** START RECORDS TO USE **

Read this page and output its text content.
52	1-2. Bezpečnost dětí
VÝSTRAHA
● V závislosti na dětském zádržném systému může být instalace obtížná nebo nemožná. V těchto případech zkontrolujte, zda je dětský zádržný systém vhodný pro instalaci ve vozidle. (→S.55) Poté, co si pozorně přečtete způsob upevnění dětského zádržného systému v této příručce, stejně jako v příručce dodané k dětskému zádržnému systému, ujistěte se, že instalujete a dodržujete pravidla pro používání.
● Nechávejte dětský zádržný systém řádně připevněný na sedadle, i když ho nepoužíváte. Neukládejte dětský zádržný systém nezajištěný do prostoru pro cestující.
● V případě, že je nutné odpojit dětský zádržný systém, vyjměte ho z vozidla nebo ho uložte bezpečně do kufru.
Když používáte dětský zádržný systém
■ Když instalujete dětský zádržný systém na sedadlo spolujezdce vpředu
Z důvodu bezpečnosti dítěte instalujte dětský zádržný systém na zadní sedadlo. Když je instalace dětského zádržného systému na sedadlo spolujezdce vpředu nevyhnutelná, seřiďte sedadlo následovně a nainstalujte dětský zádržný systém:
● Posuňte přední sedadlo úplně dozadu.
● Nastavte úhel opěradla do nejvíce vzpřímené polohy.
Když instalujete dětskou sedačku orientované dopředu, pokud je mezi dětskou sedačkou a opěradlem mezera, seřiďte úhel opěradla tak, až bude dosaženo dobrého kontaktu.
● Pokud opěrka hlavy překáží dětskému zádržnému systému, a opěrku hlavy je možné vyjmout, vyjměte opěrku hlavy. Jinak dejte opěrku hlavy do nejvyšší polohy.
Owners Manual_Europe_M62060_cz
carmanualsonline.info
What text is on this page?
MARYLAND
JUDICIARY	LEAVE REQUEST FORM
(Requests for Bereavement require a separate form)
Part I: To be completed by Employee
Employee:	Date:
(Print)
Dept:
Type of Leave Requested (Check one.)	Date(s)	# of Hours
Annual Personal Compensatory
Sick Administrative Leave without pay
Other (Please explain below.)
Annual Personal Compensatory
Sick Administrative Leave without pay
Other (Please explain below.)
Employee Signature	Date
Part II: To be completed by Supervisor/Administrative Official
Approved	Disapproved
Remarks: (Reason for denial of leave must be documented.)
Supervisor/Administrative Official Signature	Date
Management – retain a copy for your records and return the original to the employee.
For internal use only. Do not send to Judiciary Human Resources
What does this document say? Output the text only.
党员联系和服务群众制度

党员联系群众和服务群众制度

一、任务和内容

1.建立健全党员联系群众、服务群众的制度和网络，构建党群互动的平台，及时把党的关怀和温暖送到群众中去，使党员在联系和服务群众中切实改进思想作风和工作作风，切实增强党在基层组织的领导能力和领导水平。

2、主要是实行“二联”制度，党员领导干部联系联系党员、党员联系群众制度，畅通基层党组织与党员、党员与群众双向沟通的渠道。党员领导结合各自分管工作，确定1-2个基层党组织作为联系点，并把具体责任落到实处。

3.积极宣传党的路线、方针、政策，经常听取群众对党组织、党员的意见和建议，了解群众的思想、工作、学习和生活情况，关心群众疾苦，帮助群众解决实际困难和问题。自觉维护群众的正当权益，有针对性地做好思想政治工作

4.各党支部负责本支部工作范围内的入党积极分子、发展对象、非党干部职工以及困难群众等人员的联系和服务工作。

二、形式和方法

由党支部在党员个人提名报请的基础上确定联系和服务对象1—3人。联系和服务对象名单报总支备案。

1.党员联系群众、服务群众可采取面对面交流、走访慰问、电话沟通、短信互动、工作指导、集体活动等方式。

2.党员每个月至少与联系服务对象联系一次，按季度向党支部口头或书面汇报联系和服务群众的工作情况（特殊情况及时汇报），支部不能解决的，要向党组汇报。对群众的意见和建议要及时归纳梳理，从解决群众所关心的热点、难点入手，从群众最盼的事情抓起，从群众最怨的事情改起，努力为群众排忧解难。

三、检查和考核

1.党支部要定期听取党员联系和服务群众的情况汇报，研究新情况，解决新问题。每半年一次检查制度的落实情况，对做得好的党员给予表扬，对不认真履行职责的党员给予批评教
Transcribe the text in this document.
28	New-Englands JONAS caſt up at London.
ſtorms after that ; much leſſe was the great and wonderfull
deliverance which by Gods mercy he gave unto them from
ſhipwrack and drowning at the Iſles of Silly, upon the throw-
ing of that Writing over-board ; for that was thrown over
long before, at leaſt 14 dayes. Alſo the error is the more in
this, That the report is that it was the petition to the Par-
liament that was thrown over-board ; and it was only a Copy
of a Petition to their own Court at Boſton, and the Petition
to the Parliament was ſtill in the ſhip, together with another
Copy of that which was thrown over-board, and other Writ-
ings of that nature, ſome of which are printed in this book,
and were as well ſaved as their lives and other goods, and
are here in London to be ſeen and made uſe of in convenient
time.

** END RECORDS TO USE **

Go through the listing above and pull out each line containing the word "dětskému".

● V závislosti na dětském zádržném systému může být instalace obtížná nebo nemožná. V těchto případech zkontrolujte, zda je dětský zádržný systém vhodný pro instalaci ve vozidle. (→S.55) Poté, co si pozorně přečtete způsob upevnění dětského zádržného systému v této příručce, stejně jako v příručce dodané k dětskému zádržnému systému, ujistěte se, že instalujete a dodržujete pravidla pro používání.
● Pokud opěrka hlavy překáží dětskému zádržnému systému, a opěrku hlavy je možné vyjmout, vyjměte opěrku hlavy. Jinak dejte opěrku hlavy do nejvyšší polohy.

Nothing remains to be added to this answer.